### Directive
Write out the records below once more, exactly as they stand.

### Data lines
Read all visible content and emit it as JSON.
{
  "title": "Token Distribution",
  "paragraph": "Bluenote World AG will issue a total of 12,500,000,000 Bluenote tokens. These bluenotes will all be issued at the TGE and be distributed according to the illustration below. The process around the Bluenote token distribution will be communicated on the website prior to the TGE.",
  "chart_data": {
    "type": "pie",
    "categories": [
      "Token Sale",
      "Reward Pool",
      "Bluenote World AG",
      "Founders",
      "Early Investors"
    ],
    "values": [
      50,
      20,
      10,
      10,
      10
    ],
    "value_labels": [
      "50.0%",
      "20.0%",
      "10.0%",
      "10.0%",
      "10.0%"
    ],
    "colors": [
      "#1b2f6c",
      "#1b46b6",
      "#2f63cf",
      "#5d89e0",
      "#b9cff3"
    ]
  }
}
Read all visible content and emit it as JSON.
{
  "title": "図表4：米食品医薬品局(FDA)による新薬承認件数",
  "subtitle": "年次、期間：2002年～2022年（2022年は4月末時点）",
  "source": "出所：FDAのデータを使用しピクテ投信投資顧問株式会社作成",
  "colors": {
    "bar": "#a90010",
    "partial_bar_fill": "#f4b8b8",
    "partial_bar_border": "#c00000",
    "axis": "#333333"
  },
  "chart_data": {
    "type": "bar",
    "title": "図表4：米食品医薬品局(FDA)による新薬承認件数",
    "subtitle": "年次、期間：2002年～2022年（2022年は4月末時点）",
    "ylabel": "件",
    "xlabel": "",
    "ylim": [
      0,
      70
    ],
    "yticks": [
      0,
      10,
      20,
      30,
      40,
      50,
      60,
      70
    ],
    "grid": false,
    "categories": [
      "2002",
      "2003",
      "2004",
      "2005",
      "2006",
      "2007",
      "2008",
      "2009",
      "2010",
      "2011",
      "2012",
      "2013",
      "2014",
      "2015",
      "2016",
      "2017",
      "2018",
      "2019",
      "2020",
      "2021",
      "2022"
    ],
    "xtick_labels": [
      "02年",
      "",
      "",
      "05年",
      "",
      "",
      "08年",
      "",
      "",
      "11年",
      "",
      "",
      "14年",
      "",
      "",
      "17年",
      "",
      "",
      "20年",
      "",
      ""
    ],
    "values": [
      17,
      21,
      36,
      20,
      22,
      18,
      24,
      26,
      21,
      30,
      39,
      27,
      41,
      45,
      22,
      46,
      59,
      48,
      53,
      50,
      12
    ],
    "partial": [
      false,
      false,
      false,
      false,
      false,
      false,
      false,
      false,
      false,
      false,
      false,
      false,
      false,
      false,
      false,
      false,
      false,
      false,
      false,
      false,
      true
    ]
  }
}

### Solution for this problem
Read all visible content and emit it as JSON.
{
  "title": "Token Distribution",
  "paragraph": "Bluenote World AG will issue a total of 12,500,000,000 Bluenote tokens. These bluenotes will all be issued at the TGE and be distributed according to the illustration below. The process around the Bluenote token distribution will be communicated on the website prior to the TGE.",
  "chart_data": {
    "type": "pie",
    "categories": [
      "Token Sale",
      "Reward Pool",
      "Bluenote World AG",
      "Founders",
      "Early Investors"
    ],
    "values": [
      50,
      20,
      10,
      10,
      10
    ],
    "value_labels": [
      "50.0%",
      "20.0%",
      "10.0%",
      "10.0%",
      "10.0%"
    ],
    "colors": [
      "#1b2f6c",
      "#1b46b6",
      "#2f63cf",
      "#5d89e0",
      "#b9cff3"
    ]
  }
}
Read all visible content and emit it as JSON.
{
  "title": "図表4：米食品医薬品局(FDA)による新薬承認件数",
  "subtitle": "年次、期間：2002年～2022年（2022年は4月末時点）",
  "source": "出所：FDAのデータを使用しピクテ投信投資顧問株式会社作成",
  "colors": {
    "bar": "#a90010",
    "partial_bar_fill": "#f4b8b8",
    "partial_bar_border": "#c00000",
    "axis": "#333333"
  },
  "chart_data": {
    "type": "bar",
    "title": "図表4：米食品医薬品局(FDA)による新薬承認件数",
    "subtitle": "年次、期間：2002年～2022年（2022年は4月末時点）",
    "ylabel": "件",
    "xlabel": "",
    "ylim": [
      0,
      70
    ],
    "yticks": [
      0,
      10,
      20,
      30,
      40,
      50,
      60,
      70
    ],
    "grid": false,
    "categories": [
      "2002",
      "2003",
      "2004",
      "2005",
      "2006",
      "2007",
      "2008",
      "2009",
      "2010",
      "2011",
      "2012",
      "2013",
      "2014",
      "2015",
      "2016",
      "2017",
      "2018",
      "2019",
      "2020",
      "2021",
      "2022"
    ],
    "xtick_labels": [
      "02年",
      "",
      "",
      "05年",
      "",
      "",
      "08年",
      "",
      "",
      "11年",
      "",
      "",
      "14年",
      "",
      "",
      "17年",
      "",
      "",
      "20年",
      "",
      ""
    ],
    "values": [
      17,
      21,
      36,
      20,
      22,
      18,
      24,
      26,
      21,
      30,
      39,
      27,
      41,
      45,
      22,
      46,
      59,
      48,
      53,
      50,
      12
    ],
    "partial": [
      false,
      false,
      false,
      false,
      false,
      false,
      false,
      false,
      false,
      false,
      false,
      false,
      false,
      false,
      false,
      false,
      false,
      false,
      false,
      false,
      true
    ]
  }
}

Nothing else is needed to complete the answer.